Quando i newjorkesi s’imposero nel 1973 con il secondo “Tyranny And Mutation”, il loro stile veniva insistentemente accostato all’eterogenea trinità: Yardbirds, Doors, Black Sabbath, una sorta di conferma della loro intelligenza “extraterrestre” nell’andar oltre le formule esecutive più convenzionali.
E’ interessante sottolineare come in “St. Cecilia”, registrato nel febbraio 1970, l’affinità con i maestri di Birmingham non avesse ancora ragione di esistere…Solo in seguito, intervistati da Rock & Folk, i B.Ö.C. usciranno con la frase d’effetto: “Il vero Sabba Nero siamo noi!”. Invece Stalk-Forrest Group ben si confronta con i suoi modelli sixties ed evoca sogni “acidi” californiani in certe improvvisazioni chitarristiche à la Grateful Dead/Quicksilver.

Elenco dei compiti
(A) Secondo il brano sui B.Ö.C., con quale disco i newyorkesi si imposero nel 1973?
(B) Indica se ciascuna affermazione concorda con il brano sui B.Ö.C., rispondendo sì o no e citando le parole decisive del testo: (i) “St. Cecilia” fu registrato nel febbraio 1970; (ii) in “St. Cecilia” l’affinità con i maestri di Birmingham era già evidente; (iii) la frase “Il vero Sabba Nero siamo noi!” fu detta in un’intervista a Rock & Folk.
(C) Prosegui il brano sui B.Ö.C. a partire dalla sua ultima frase.
Il materiale riportato di seguito proviene da una fonte diversa.

Estratto della fonte
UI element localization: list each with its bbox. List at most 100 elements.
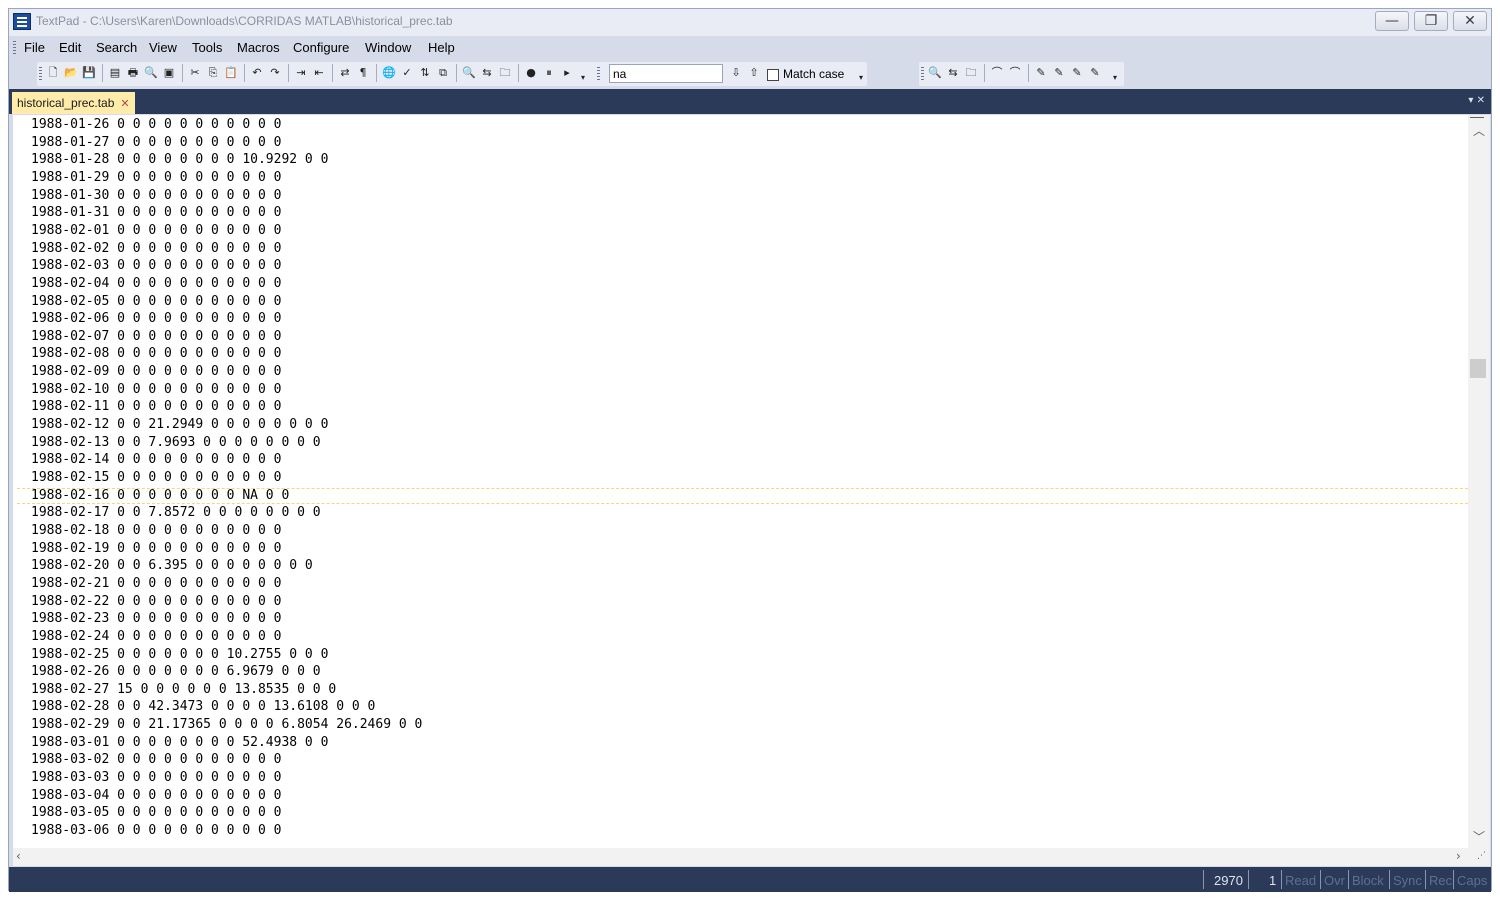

Risposte ai compiti
(A) Con il secondo, “Tyranny And Mutation”.

(B)
(i) Sì: “registrato nel febbraio 1970”.
(ii) No: “l’affinità con i maestri di Birmingham non avesse ancora ragione di esistere”.
(iii) Sì: “intervistati da Rock & Folk, i B.Ö.C. usciranno con la frase d’effetto: “Il vero Sabba Nero siamo noi!””.

(C)
In “Arthur Comics” e “Donovan Monkey”, la pirotecnica, lucida solista di Buck Dharma (un inestimabile grande dell’hard rock USA) richiama meravigliosamente anche l’ispiratore Jeff Beck, mentre nella fase strumentale della prima, l’immaginifica interazione fra chitarre e tastiere attinge legittimamente dal repertorio dei Doors. Il brano più ambizioso è però la title-track, che anticipa l’impronta byrdsiana della celeberrima “Don’t Fear The Reaper” e quel gusto misterico dei cori che caratterizza le armonie vocali di Bloom e compagni. Un fantastico assolo di chitarra psichedelica corona “St. Cecilia”, un brano assolutamente da riscoprire, così come l’inusitato stile melodico di “Curse Of The Hidden Mirrors” e “What Is Quicksand”. Da sottolineare come “Curse…Mirror” (al singolare) abbia battezzato oltre trent’anni dopo un album dei B.Ö.C. non certo favorito dalla buona sorte, ed epitaffio di Lanier che lasciò la squadra. Invece nell’ultimo elaborato di studio “The Symbol Remains” (2020), il brano “The Return Of St. Cecilia”, pur non assomigliando affatto alla title-track degli S-FG, sembra rendere omaggio proprio agli albori del gruppo. Così il cerchio sembra chiudersi.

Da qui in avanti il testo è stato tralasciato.